(Records from a collection of figures)
——————————
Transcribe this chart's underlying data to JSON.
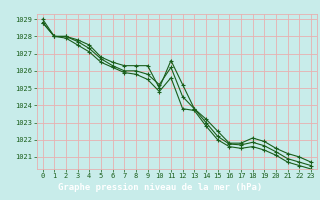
{
  "x": [
    0,
    1,
    2,
    3,
    4,
    5,
    6,
    7,
    8,
    9,
    10,
    11,
    12,
    13,
    14,
    15,
    16,
    17,
    18,
    19,
    20,
    21,
    22,
    23
  ],
  "line1": [
    1029.0,
    1028.0,
    1028.0,
    1027.8,
    1027.5,
    1026.8,
    1026.5,
    1026.3,
    1026.3,
    1026.3,
    1025.0,
    1026.6,
    1025.2,
    1023.8,
    1023.2,
    1022.5,
    1021.8,
    1021.8,
    1022.1,
    1021.9,
    1021.5,
    1021.2,
    1021.0,
    1020.7
  ],
  "line2": [
    1028.8,
    1028.0,
    1028.0,
    1027.7,
    1027.3,
    1026.7,
    1026.3,
    1026.0,
    1026.0,
    1025.8,
    1025.2,
    1026.2,
    1024.5,
    1023.8,
    1023.0,
    1022.2,
    1021.75,
    1021.7,
    1021.85,
    1021.65,
    1021.3,
    1020.9,
    1020.7,
    1020.5
  ],
  "line3": [
    1028.8,
    1028.0,
    1027.9,
    1027.5,
    1027.1,
    1026.5,
    1026.2,
    1025.9,
    1025.8,
    1025.5,
    1024.8,
    1025.6,
    1023.8,
    1023.7,
    1022.8,
    1022.0,
    1021.6,
    1021.5,
    1021.6,
    1021.4,
    1021.1,
    1020.7,
    1020.5,
    1020.3
  ],
  "bg_color": "#c8ecea",
  "grid_color": "#e8b0b0",
  "line_color": "#1a5e1a",
  "xlabel": "Graphe pression niveau de la mer (hPa)",
  "xlabel_color": "#ffffff",
  "xlabel_bg": "#2a6e2a",
  "ylim": [
    1020.3,
    1029.3
  ],
  "yticks": [
    1021,
    1022,
    1023,
    1024,
    1025,
    1026,
    1027,
    1028,
    1029
  ],
  "xticks": [
    0,
    1,
    2,
    3,
    4,
    5,
    6,
    7,
    8,
    9,
    10,
    11,
    12,
    13,
    14,
    15,
    16,
    17,
    18,
    19,
    20,
    21,
    22,
    23
  ],
  "marker_size": 2.5,
  "line_width": 0.8
}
——————————
* What you need to do
Omit any images, then output the listing exactly.

* Final answer
Transcribe this chart's underlying data to JSON.
{
  "x": [
    0,
    1,
    2,
    3,
    4,
    5,
    6,
    7,
    8,
    9,
    10,
    11,
    12,
    13,
    14,
    15,
    16,
    17,
    18,
    19,
    20,
    21,
    22,
    23
  ],
  "line1": [
    1029.0,
    1028.0,
    1028.0,
    1027.8,
    1027.5,
    1026.8,
    1026.5,
    1026.3,
    1026.3,
    1026.3,
    1025.0,
    1026.6,
    1025.2,
    1023.8,
    1023.2,
    1022.5,
    1021.8,
    1021.8,
    1022.1,
    1021.9,
    1021.5,
    1021.2,
    1021.0,
    1020.7
  ],
  "line2": [
    1028.8,
    1028.0,
    1028.0,
    1027.7,
    1027.3,
    1026.7,
    1026.3,
    1026.0,
    1026.0,
    1025.8,
    1025.2,
    1026.2,
    1024.5,
    1023.8,
    1023.0,
    1022.2,
    1021.75,
    1021.7,
    1021.85,
    1021.65,
    1021.3,
    1020.9,
    1020.7,
    1020.5
  ],
  "line3": [
    1028.8,
    1028.0,
    1027.9,
    1027.5,
    1027.1,
    1026.5,
    1026.2,
    1025.9,
    1025.8,
    1025.5,
    1024.8,
    1025.6,
    1023.8,
    1023.7,
    1022.8,
    1022.0,
    1021.6,
    1021.5,
    1021.6,
    1021.4,
    1021.1,
    1020.7,
    1020.5,
    1020.3
  ],
  "bg_color": "#c8ecea",
  "grid_color": "#e8b0b0",
  "line_color": "#1a5e1a",
  "xlabel": "Graphe pression niveau de la mer (hPa)",
  "xlabel_color": "#ffffff",
  "xlabel_bg": "#2a6e2a",
  "ylim": [
    1020.3,
    1029.3
  ],
  "yticks": [
    1021,
    1022,
    1023,
    1024,
    1025,
    1026,
    1027,
    1028,
    1029
  ],
  "xticks": [
    0,
    1,
    2,
    3,
    4,
    5,
    6,
    7,
    8,
    9,
    10,
    11,
    12,
    13,
    14,
    15,
    16,
    17,
    18,
    19,
    20,
    21,
    22,
    23
  ],
  "marker_size": 2.5,
  "line_width": 0.8
}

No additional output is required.